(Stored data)
--- Begin ---

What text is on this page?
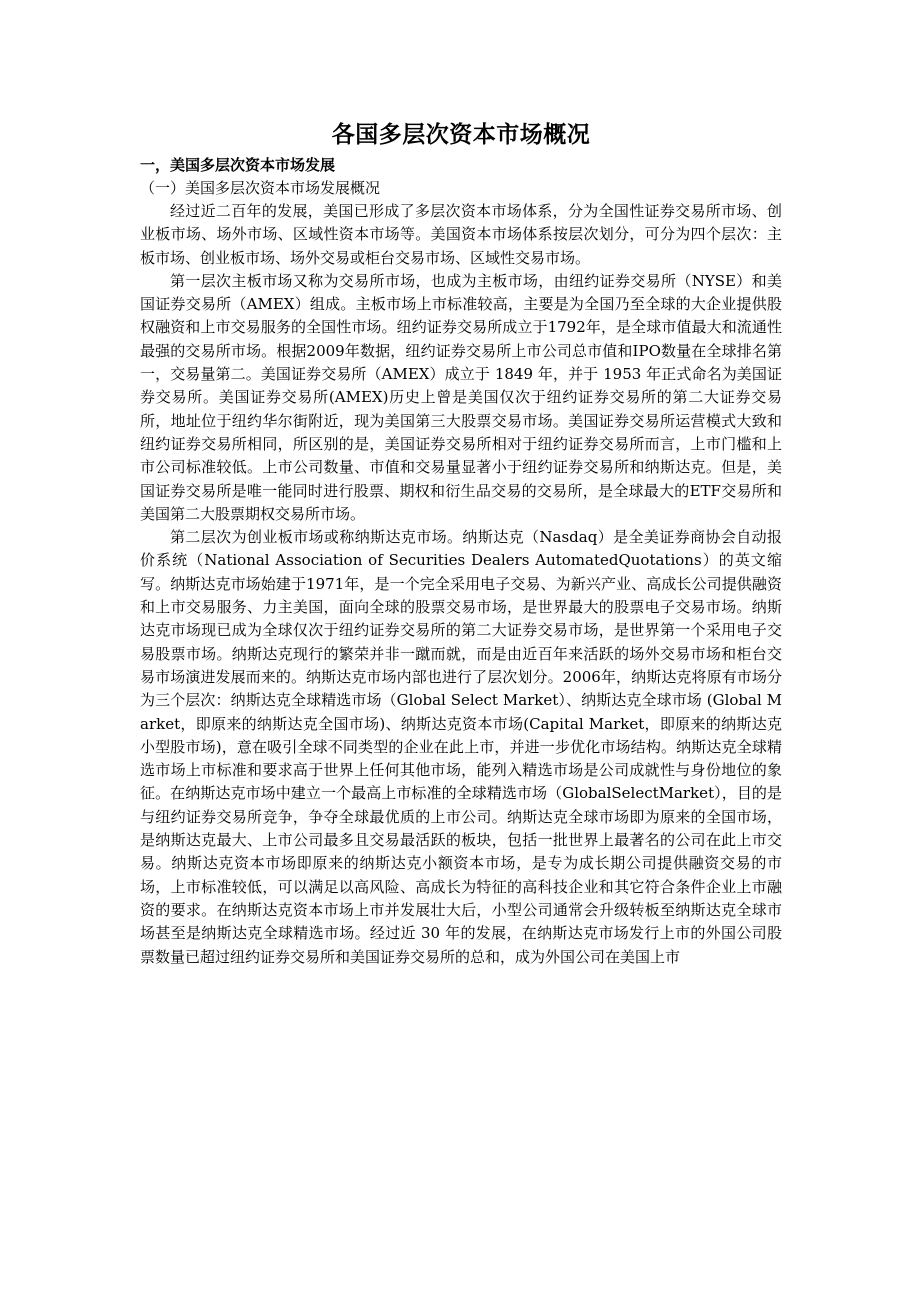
各国多层次资本市场概况
一，美国多层次资本市场发展
（一）美国多层次资本市场发展概况

经过近二百年的发展，美国已形成了多层次资本市场体系，分为全国性证券交易所市场、创业板市场、场外市场、区域性资本市场等。美国资本市场体系按层次划分，可分为四个层次：主板市场、创业板市场、场外交易或柜台交易市场、区域性交易市场。

第一层次主板市场又称为交易所市场，也成为主板市场，由纽约证券交易所（NYSE）和美国证券交易所（AMEX）组成。主板市场上市标准较高，主要是为全国乃至全球的大企业提供股权融资和上市交易服务的全国性市场。纽约证券交易所成立于1792年，是全球市值最大和流通性最强的交易所市场。根据2009年数据，纽约证券交易所上市公司总市值和IPO数量在全球排名第一，交易量第二。美国证券交易所（AMEX）成立于 1849 年，并于 1953 年正式命名为美国证券交易所。美国证券交易所(AMEX)历史上曾是美国仅次于纽约证券交易所的第二大证券交易所，地址位于纽约华尔街附近，现为美国第三大股票交易市场。美国证券交易所运营模式大致和纽约证券交易所相同，所区别的是，美国证券交易所相对于纽约证券交易所而言，上市门槛和上市公司标准较低。上市公司数量、市值和交易量显著小于纽约证券交易所和纳斯达克。但是，美国证券交易所是唯一能同时进行股票、期权和衍生品交易的交易所，是全球最大的ETF交易所和美国第二大股票期权交易所市场。

第二层次为创业板市场或称纳斯达克市场。纳斯达克（Nasdaq）是全美证券商协会自动报价系统（National Association of Securities Dealers AutomatedQuotations）的英文缩写。纳斯达克市场始建于1971年，是一个完全采用电子交易、为新兴产业、高成长公司提供融资和上市交易服务、力主美国，面向全球的股票交易市场，是世界最大的股票电子交易市场。纳斯达克市场现已成为全球仅次于纽约证券交易所的第二大证券交易市场，是世界第一个采用电子交易股票市场。纳斯达克现行的繁荣并非一蹴而就，而是由近百年来活跃的场外交易市场和柜台交易市场演进发展而来的。纳斯达克市场内部也进行了层次划分。2006年，纳斯达克将原有市场分为三个层次：纳斯达克全球精选市场（Global Select Market）、纳斯达克全球市场 (Global Market，即原来的纳斯达克全国市场)、纳斯达克资本市场(Capital Market，即原来的纳斯达克小型股市场)，意在吸引全球不同类型的企业在此上市，并进一步优化市场结构。纳斯达克全球精选市场上市标准和要求高于世界上任何其他市场，能列入精选市场是公司成就性与身份地位的象征。在纳斯达克市场中建立一个最高上市标准的全球精选市场（GlobalSelectMarket），目的是与纽约证券交易所竞争，争夺全球最优质的上市公司。纳斯达克全球市场即为原来的全国市场，是纳斯达克最大、上市公司最多且交易最活跃的板块，包括一批世界上最著名的公司在此上市交易。纳斯达克资本市场即原来的纳斯达克小额资本市场，是专为成长期公司提供融资交易的市场，上市标准较低，可以满足以高风险、高成长为特征的高科技企业和其它符合条件企业上市融资的要求。在纳斯达克资本市场上市并发展壮大后，小型公司通常会升级转板至纳斯达克全球市场甚至是纳斯达克全球精选市场。经过近 30 年的发展，在纳斯达克市场发行上市的外国公司股票数量已超过纽约证券交易所和美国证券交易所的总和，成为外国公司在美国上市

--- End ---

Give back all entries exactly. No pictures belong in the copy.

### Answer for this exercise
What text is on this page?
各国多层次资本市场概况
一，美国多层次资本市场发展
（一）美国多层次资本市场发展概况

经过近二百年的发展，美国已形成了多层次资本市场体系，分为全国性证券交易所市场、创业板市场、场外市场、区域性资本市场等。美国资本市场体系按层次划分，可分为四个层次：主板市场、创业板市场、场外交易或柜台交易市场、区域性交易市场。

第一层次主板市场又称为交易所市场，也成为主板市场，由纽约证券交易所（NYSE）和美国证券交易所（AMEX）组成。主板市场上市标准较高，主要是为全国乃至全球的大企业提供股权融资和上市交易服务的全国性市场。纽约证券交易所成立于1792年，是全球市值最大和流通性最强的交易所市场。根据2009年数据，纽约证券交易所上市公司总市值和IPO数量在全球排名第一，交易量第二。美国证券交易所（AMEX）成立于 1849 年，并于 1953 年正式命名为美国证券交易所。美国证券交易所(AMEX)历史上曾是美国仅次于纽约证券交易所的第二大证券交易所，地址位于纽约华尔街附近，现为美国第三大股票交易市场。美国证券交易所运营模式大致和纽约证券交易所相同，所区别的是，美国证券交易所相对于纽约证券交易所而言，上市门槛和上市公司标准较低。上市公司数量、市值和交易量显著小于纽约证券交易所和纳斯达克。但是，美国证券交易所是唯一能同时进行股票、期权和衍生品交易的交易所，是全球最大的ETF交易所和美国第二大股票期权交易所市场。

第二层次为创业板市场或称纳斯达克市场。纳斯达克（Nasdaq）是全美证券商协会自动报价系统（National Association of Securities Dealers AutomatedQuotations）的英文缩写。纳斯达克市场始建于1971年，是一个完全采用电子交易、为新兴产业、高成长公司提供融资和上市交易服务、力主美国，面向全球的股票交易市场，是世界最大的股票电子交易市场。纳斯达克市场现已成为全球仅次于纽约证券交易所的第二大证券交易市场，是世界第一个采用电子交易股票市场。纳斯达克现行的繁荣并非一蹴而就，而是由近百年来活跃的场外交易市场和柜台交易市场演进发展而来的。纳斯达克市场内部也进行了层次划分。2006年，纳斯达克将原有市场分为三个层次：纳斯达克全球精选市场（Global Select Market）、纳斯达克全球市场 (Global Market，即原来的纳斯达克全国市场)、纳斯达克资本市场(Capital Market，即原来的纳斯达克小型股市场)，意在吸引全球不同类型的企业在此上市，并进一步优化市场结构。纳斯达克全球精选市场上市标准和要求高于世界上任何其他市场，能列入精选市场是公司成就性与身份地位的象征。在纳斯达克市场中建立一个最高上市标准的全球精选市场（GlobalSelectMarket），目的是与纽约证券交易所竞争，争夺全球最优质的上市公司。纳斯达克全球市场即为原来的全国市场，是纳斯达克最大、上市公司最多且交易最活跃的板块，包括一批世界上最著名的公司在此上市交易。纳斯达克资本市场即原来的纳斯达克小额资本市场，是专为成长期公司提供融资交易的市场，上市标准较低，可以满足以高风险、高成长为特征的高科技企业和其它符合条件企业上市融资的要求。在纳斯达克资本市场上市并发展壮大后，小型公司通常会升级转板至纳斯达克全球市场甚至是纳斯达克全球精选市场。经过近 30 年的发展，在纳斯达克市场发行上市的外国公司股票数量已超过纽约证券交易所和美国证券交易所的总和，成为外国公司在美国上市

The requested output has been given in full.